Excerpt ▸
- - - -

I have data that gets loaded from text files, then parsed into
specific data structures. I need this data to be persistent within the Rails
universe available to every request that comes into Rails.
I don't know if this is useful to you, but I did this:
yeah, I may end up with a proper class for the cache, meanwhile my main propblem is getting a variable to survive across multiple Rails page loads.
Here's a stripped down version of what I am doing.
#! /usr/local/bin/ruby
class ConfigData
if defined? $configCache == nil
self.resetCache
end
def resetCache
$configCache = Hash.new
end
def getData
if $configData.has_key?('testing')
puts 'found in cache'
else
$configData.store('testing','test data')
puts 'added to cache'
p $configData
end
end
end
x = ConfigData.new
3.times do |i|
x.getData
end
y = ConfigData.new
3.times do |i|
y.getData
end
This works as expected with all accesses after the first one pulling from the global. Like I say, it's a cheap way to have a cache created on the fly dedicated to the needs of just this class.
If I put this into a rails project as /lib/config_data.rb (separated for ERB template, etc), I also get what I expect on the first pass. First load creates the global and populates the cache. After that the .getData pulls from the global.

- - - -

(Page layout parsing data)
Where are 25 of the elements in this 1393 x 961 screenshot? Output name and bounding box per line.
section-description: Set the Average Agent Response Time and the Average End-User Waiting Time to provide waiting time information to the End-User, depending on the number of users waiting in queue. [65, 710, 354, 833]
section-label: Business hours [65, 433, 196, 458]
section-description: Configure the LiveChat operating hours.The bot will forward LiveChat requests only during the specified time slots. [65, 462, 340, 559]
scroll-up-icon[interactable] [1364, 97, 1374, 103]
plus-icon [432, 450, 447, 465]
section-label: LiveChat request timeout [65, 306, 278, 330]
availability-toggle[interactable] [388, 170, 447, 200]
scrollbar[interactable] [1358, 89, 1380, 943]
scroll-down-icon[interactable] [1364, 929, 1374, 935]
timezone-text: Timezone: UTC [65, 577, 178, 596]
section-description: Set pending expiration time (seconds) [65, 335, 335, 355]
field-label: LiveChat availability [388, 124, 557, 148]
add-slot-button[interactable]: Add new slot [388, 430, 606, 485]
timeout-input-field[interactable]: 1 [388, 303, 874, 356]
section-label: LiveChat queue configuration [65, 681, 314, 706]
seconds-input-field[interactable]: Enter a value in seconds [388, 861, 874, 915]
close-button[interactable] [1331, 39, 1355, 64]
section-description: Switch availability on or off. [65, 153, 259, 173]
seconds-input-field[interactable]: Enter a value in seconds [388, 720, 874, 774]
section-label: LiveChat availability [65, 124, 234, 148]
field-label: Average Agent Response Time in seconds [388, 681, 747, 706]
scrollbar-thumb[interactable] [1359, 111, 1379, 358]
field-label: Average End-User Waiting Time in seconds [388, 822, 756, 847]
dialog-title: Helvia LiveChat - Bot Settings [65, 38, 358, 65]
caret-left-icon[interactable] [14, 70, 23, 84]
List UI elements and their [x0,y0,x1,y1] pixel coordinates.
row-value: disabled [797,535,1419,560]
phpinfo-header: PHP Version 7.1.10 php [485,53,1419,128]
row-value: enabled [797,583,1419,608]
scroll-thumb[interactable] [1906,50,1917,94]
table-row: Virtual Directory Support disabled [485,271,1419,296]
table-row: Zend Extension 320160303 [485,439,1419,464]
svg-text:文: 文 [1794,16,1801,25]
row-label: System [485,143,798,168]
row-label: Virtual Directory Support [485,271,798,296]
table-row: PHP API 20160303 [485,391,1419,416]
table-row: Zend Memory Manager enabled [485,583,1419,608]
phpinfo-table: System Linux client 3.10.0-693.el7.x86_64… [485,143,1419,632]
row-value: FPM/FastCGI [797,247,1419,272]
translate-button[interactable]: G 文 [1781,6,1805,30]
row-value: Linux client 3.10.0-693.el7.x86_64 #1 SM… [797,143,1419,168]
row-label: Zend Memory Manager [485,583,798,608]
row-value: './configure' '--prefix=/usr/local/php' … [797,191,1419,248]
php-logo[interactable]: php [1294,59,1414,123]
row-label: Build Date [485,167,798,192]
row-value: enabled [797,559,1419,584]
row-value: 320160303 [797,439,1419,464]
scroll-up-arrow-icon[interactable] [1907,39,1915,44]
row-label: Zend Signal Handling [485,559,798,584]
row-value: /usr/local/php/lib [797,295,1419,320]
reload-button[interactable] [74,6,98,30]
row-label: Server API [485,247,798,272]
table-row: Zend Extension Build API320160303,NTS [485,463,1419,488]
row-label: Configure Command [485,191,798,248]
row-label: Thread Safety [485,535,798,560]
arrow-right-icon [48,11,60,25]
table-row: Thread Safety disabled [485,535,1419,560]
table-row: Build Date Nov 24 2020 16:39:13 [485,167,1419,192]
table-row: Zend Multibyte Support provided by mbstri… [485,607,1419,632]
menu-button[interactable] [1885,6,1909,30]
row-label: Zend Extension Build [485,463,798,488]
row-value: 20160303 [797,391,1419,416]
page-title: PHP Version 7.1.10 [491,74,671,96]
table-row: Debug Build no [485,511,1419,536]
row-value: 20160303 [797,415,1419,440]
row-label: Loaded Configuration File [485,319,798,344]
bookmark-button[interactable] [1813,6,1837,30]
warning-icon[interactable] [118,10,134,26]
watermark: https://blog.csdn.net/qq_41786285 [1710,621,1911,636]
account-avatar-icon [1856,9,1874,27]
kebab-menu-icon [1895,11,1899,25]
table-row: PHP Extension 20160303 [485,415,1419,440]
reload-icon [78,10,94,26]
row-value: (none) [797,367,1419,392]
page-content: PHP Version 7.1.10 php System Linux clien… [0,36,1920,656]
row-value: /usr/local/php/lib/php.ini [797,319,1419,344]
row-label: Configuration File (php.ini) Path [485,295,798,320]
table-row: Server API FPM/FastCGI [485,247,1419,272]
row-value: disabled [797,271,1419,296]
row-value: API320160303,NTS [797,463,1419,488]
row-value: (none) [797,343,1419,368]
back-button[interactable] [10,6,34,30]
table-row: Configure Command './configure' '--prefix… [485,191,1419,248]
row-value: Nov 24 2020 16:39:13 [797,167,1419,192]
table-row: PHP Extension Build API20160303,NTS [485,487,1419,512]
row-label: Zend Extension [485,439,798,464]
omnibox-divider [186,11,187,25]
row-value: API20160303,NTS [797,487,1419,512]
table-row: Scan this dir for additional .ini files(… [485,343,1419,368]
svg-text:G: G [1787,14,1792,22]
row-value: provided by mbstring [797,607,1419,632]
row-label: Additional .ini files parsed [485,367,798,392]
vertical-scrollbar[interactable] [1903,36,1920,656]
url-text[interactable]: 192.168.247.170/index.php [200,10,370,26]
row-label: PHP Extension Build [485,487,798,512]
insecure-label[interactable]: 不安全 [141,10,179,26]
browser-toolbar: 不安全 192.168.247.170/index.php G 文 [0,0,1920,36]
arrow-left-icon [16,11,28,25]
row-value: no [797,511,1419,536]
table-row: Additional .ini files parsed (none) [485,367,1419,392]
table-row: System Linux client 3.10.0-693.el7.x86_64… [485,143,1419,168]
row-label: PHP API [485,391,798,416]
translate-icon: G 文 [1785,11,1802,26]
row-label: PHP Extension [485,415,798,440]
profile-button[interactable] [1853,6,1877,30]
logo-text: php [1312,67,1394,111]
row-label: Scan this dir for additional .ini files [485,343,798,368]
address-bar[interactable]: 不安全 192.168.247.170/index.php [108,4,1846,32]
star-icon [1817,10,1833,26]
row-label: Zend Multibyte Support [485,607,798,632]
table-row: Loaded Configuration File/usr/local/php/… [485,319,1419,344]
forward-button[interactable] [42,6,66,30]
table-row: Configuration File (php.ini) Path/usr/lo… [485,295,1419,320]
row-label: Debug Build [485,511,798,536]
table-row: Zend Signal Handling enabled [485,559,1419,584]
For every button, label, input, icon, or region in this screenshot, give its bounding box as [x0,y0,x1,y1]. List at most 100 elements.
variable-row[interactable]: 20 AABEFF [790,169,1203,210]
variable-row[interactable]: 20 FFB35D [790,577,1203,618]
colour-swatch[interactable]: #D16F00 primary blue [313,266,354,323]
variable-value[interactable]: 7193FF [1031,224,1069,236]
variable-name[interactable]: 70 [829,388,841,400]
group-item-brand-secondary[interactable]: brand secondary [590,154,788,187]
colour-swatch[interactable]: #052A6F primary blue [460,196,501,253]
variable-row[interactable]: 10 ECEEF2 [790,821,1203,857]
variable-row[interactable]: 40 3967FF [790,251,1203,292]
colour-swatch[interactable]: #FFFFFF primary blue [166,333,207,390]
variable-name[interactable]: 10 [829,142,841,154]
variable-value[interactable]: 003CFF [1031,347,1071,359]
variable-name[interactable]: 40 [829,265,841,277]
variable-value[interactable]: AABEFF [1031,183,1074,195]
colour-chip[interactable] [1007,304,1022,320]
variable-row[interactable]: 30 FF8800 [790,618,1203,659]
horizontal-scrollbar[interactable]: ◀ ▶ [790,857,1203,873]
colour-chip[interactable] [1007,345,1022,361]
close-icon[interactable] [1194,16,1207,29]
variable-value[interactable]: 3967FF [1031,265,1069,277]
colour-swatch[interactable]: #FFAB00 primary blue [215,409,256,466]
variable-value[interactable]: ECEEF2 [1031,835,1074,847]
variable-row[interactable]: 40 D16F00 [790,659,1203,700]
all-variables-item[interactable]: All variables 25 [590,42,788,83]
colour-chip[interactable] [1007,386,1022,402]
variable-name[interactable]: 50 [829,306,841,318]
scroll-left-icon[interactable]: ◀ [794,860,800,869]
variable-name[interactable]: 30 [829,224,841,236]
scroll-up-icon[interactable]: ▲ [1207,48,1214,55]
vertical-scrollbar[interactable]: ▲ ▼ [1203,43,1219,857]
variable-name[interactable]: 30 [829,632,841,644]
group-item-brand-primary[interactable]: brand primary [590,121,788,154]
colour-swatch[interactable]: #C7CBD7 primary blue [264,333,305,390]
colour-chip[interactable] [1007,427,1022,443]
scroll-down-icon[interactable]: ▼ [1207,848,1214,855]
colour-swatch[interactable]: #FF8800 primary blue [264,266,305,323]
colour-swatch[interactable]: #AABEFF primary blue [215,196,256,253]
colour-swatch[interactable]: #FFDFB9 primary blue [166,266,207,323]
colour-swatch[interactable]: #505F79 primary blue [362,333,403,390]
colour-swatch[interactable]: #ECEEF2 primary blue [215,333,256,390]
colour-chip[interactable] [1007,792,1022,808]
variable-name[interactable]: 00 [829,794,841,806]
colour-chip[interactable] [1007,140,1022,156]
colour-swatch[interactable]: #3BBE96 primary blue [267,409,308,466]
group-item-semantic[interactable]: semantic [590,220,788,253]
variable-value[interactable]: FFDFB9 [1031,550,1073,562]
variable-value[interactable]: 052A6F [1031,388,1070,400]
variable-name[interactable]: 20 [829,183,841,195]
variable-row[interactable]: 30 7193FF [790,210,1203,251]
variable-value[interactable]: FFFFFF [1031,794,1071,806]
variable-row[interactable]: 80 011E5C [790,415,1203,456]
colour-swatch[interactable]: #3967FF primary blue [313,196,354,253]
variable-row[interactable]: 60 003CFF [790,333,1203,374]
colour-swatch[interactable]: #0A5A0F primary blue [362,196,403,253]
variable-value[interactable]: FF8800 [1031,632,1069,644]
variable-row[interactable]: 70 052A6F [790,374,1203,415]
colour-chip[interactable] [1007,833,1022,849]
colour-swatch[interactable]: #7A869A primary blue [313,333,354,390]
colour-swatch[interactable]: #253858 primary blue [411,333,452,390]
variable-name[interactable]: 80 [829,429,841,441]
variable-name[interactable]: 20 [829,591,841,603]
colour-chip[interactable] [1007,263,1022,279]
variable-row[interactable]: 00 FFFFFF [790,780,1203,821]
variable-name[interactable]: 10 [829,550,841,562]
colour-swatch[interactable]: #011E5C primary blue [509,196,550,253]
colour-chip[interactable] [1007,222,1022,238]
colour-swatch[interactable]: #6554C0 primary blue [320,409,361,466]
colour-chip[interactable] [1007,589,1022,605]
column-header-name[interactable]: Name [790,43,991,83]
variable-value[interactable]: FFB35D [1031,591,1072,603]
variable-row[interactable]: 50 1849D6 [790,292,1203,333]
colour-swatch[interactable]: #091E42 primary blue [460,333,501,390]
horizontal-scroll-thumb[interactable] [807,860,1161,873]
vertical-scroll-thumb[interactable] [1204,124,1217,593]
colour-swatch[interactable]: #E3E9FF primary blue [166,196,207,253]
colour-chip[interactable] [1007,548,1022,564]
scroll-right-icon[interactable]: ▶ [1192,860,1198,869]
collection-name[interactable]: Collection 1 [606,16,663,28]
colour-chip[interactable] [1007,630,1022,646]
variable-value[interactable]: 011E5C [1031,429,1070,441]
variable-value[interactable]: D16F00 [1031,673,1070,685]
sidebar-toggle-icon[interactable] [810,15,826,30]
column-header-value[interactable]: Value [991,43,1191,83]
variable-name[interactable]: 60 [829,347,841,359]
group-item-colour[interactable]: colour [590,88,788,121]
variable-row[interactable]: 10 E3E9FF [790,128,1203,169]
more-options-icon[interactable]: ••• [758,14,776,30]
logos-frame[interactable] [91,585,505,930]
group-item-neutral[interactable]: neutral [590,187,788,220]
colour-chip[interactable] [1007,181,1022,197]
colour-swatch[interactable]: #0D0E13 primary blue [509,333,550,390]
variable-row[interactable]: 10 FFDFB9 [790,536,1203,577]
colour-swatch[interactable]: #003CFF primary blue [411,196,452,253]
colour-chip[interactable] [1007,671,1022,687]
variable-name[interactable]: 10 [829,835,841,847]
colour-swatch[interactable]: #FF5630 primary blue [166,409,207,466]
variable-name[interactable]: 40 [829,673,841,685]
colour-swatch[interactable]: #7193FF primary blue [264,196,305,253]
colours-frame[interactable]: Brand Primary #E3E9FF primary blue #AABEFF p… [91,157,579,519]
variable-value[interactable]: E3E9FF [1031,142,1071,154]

- - - -

Actions to take ▸
(A) Return the part of the Rails cache post that begins at the words "I have data" and stops after "Rails page loads.".
(B) Write the next part of the post about keeping a Ruby global cache alive across Rails requests, picking up after its last sentence.
The records have no connection to the text.

Results of the exercise ▸
(A)
I have data that gets loaded from text files, then parsed into
specific data structures. I need this data to be persistent within the Rails
universe available to every request that comes into Rails.
I don't know if this is useful to you, but I did this:
yeah, I may end up with a proper class for the cache, meanwhile my main propblem is getting a variable to survive across multiple Rails page loads.

(B)
The problem I am having is that when I reload the test page, I would expect to see _all_ .getData calls pull from the cache -- meaning the global is stil intact and still has data. Instead I see a repeat of the first pass. The global has to be created and populated, then subsequent .getData calls pull from the global.
This is where I'm puzzled, and where a global is either not a global, or the way Rails runs inside Ruby is working differently than I expected.
If I move the global declaration to environment.rb, I gets complaints from Rails that it was never declared -- so, whatever is going on there I think is the real problem.
Appreciate everyone chipping in so far. Thx.